# [Records provided]
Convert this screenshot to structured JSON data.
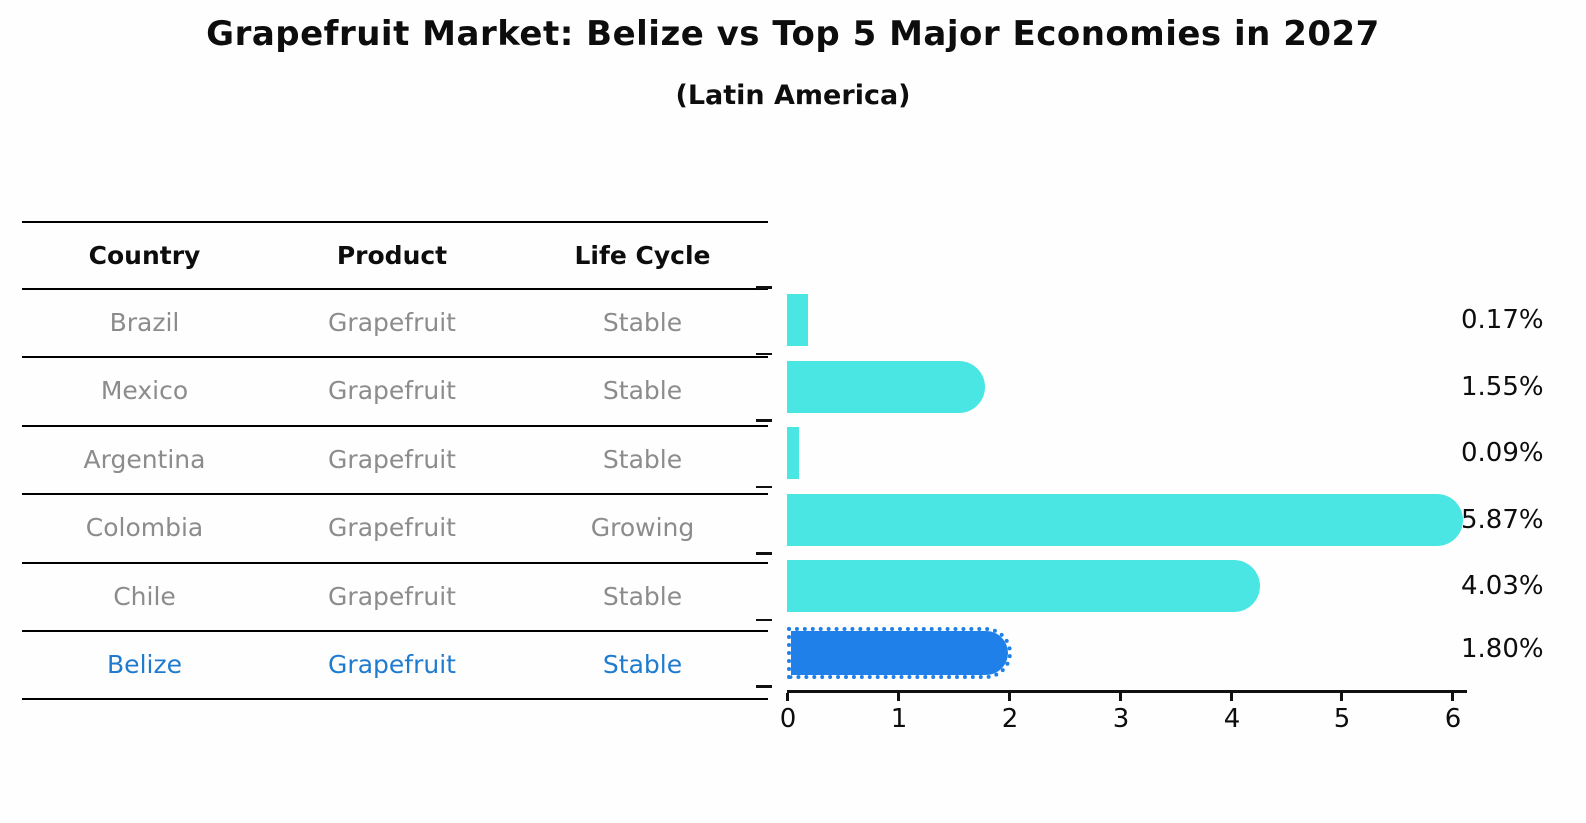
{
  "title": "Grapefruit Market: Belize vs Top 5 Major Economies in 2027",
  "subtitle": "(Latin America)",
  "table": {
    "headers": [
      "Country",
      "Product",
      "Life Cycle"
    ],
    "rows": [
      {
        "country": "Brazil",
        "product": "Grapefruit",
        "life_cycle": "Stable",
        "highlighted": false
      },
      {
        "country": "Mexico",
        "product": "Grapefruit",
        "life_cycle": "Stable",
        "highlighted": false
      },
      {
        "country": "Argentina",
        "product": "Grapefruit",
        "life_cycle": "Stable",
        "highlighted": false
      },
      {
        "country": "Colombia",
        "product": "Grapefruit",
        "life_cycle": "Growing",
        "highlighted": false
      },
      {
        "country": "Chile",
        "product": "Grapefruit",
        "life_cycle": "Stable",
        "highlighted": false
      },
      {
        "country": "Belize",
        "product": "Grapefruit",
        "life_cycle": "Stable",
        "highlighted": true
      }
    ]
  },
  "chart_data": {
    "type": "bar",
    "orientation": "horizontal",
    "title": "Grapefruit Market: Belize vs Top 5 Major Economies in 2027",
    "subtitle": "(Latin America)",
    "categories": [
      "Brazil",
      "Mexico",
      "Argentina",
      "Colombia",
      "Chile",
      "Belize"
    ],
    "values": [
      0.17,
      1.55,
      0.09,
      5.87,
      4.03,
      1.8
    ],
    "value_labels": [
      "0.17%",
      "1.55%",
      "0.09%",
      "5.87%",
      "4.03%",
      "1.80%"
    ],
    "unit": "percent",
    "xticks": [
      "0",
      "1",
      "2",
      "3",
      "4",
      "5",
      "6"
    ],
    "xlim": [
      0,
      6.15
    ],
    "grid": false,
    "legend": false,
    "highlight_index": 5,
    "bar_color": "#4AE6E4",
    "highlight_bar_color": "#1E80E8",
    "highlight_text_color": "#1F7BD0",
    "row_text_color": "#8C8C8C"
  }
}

...

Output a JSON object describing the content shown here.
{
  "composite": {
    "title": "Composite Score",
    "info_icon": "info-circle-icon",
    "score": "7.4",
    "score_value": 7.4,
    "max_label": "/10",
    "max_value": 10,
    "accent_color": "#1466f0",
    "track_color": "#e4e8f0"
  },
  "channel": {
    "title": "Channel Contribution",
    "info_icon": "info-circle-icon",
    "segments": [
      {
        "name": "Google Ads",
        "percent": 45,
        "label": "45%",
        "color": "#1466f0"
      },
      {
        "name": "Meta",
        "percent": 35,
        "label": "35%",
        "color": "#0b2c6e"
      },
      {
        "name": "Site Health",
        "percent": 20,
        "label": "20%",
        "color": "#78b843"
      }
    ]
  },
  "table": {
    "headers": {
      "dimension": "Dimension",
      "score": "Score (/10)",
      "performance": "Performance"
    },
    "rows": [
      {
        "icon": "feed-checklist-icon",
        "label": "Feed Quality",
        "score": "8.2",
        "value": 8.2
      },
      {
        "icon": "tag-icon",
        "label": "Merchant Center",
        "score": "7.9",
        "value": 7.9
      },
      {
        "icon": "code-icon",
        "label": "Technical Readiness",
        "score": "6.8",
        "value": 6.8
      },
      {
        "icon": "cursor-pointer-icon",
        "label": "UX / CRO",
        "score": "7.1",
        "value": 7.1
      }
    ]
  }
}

# [Written task]
Read the entries and select each line where the word "JSON" is found.

# [Exercise response]
Convert this screenshot to structured JSON data.
Output a JSON object describing the content shown here.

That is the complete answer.